= Work to complete =
What follows is a listing. Return every line of it exactly.

= Dataset entries =
+---+

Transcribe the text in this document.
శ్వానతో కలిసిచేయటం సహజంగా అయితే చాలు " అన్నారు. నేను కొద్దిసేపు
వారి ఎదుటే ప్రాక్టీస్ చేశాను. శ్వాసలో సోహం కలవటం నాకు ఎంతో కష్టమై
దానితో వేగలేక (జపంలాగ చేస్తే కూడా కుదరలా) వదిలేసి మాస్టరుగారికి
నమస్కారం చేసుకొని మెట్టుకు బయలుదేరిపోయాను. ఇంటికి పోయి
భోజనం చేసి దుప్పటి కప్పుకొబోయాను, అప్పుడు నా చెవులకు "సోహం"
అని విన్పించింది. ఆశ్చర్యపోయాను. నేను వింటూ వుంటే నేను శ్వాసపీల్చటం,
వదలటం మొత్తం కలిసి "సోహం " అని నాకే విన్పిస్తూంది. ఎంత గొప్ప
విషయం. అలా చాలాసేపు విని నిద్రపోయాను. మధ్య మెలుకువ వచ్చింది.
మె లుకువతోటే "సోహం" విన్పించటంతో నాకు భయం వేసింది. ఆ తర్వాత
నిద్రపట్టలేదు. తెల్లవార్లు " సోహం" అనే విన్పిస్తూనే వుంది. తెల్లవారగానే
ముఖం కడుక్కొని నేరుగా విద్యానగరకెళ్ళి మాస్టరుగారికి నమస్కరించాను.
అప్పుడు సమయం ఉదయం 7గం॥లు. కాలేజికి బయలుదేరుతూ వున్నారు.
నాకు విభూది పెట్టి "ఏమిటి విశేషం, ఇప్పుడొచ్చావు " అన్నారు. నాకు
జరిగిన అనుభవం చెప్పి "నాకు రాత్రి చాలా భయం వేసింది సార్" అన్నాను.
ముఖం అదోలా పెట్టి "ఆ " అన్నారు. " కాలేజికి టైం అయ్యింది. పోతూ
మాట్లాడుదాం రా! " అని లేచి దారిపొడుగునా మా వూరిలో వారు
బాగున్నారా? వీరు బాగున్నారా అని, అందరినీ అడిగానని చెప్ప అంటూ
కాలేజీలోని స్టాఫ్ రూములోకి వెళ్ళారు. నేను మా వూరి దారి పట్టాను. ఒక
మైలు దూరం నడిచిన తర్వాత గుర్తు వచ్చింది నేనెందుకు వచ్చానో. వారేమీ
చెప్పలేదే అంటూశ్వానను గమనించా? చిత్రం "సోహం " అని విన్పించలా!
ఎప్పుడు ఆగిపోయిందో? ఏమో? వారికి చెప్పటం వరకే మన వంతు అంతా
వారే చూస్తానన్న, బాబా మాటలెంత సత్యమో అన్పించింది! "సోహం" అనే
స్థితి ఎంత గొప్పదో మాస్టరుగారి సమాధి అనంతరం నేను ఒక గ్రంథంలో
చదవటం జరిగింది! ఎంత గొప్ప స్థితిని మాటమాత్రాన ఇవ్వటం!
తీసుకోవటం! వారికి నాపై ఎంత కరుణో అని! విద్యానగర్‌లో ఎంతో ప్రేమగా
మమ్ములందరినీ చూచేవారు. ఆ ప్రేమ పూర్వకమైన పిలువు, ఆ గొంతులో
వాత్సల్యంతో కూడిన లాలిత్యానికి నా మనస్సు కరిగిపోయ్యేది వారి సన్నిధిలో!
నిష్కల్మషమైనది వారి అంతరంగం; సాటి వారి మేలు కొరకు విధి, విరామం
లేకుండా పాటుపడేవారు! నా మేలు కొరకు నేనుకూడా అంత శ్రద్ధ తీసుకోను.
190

+---+

= Worked solution =
Transcribe the text in this document.
శ్వానతో కలిసిచేయటం సహజంగా అయితే చాలు " అన్నారు. నేను కొద్దిసేపు
వారి ఎదుటే ప్రాక్టీస్ చేశాను. శ్వాసలో సోహం కలవటం నాకు ఎంతో కష్టమై
దానితో వేగలేక (జపంలాగ చేస్తే కూడా కుదరలా) వదిలేసి మాస్టరుగారికి
నమస్కారం చేసుకొని మెట్టుకు బయలుదేరిపోయాను. ఇంటికి పోయి
భోజనం చేసి దుప్పటి కప్పుకొబోయాను, అప్పుడు నా చెవులకు "సోహం"
అని విన్పించింది. ఆశ్చర్యపోయాను. నేను వింటూ వుంటే నేను శ్వాసపీల్చటం,
వదలటం మొత్తం కలిసి "సోహం " అని నాకే విన్పిస్తూంది. ఎంత గొప్ప
విషయం. అలా చాలాసేపు విని నిద్రపోయాను. మధ్య మెలుకువ వచ్చింది.
మె లుకువతోటే "సోహం" విన్పించటంతో నాకు భయం వేసింది. ఆ తర్వాత
నిద్రపట్టలేదు. తెల్లవార్లు " సోహం" అనే విన్పిస్తూనే వుంది. తెల్లవారగానే
ముఖం కడుక్కొని నేరుగా విద్యానగరకెళ్ళి మాస్టరుగారికి నమస్కరించాను.
అప్పుడు సమయం ఉదయం 7గం॥లు. కాలేజికి బయలుదేరుతూ వున్నారు.
నాకు విభూది పెట్టి "ఏమిటి విశేషం, ఇప్పుడొచ్చావు " అన్నారు. నాకు
జరిగిన అనుభవం చెప్పి "నాకు రాత్రి చాలా భయం వేసింది సార్" అన్నాను.
ముఖం అదోలా పెట్టి "ఆ " అన్నారు. " కాలేజికి టైం అయ్యింది. పోతూ
మాట్లాడుదాం రా! " అని లేచి దారిపొడుగునా మా వూరిలో వారు
బాగున్నారా? వీరు బాగున్నారా అని, అందరినీ అడిగానని చెప్ప అంటూ
కాలేజీలోని స్టాఫ్ రూములోకి వెళ్ళారు. నేను మా వూరి దారి పట్టాను. ఒక
మైలు దూరం నడిచిన తర్వాత గుర్తు వచ్చింది నేనెందుకు వచ్చానో. వారేమీ
చెప్పలేదే అంటూశ్వానను గమనించా? చిత్రం "సోహం " అని విన్పించలా!
ఎప్పుడు ఆగిపోయిందో? ఏమో? వారికి చెప్పటం వరకే మన వంతు అంతా
వారే చూస్తానన్న, బాబా మాటలెంత సత్యమో అన్పించింది! "సోహం" అనే
స్థితి ఎంత గొప్పదో మాస్టరుగారి సమాధి అనంతరం నేను ఒక గ్రంథంలో
చదవటం జరిగింది! ఎంత గొప్ప స్థితిని మాటమాత్రాన ఇవ్వటం!
తీసుకోవటం! వారికి నాపై ఎంత కరుణో అని! విద్యానగర్‌లో ఎంతో ప్రేమగా
మమ్ములందరినీ చూచేవారు. ఆ ప్రేమ పూర్వకమైన పిలువు, ఆ గొంతులో
వాత్సల్యంతో కూడిన లాలిత్యానికి నా మనస్సు కరిగిపోయ్యేది వారి సన్నిధిలో!
నిష్కల్మషమైనది వారి అంతరంగం; సాటి వారి మేలు కొరకు విధి, విరామం
లేకుండా పాటుపడేవారు! నా మేలు కొరకు నేనుకూడా అంత శ్రద్ధ తీసుకోను.
190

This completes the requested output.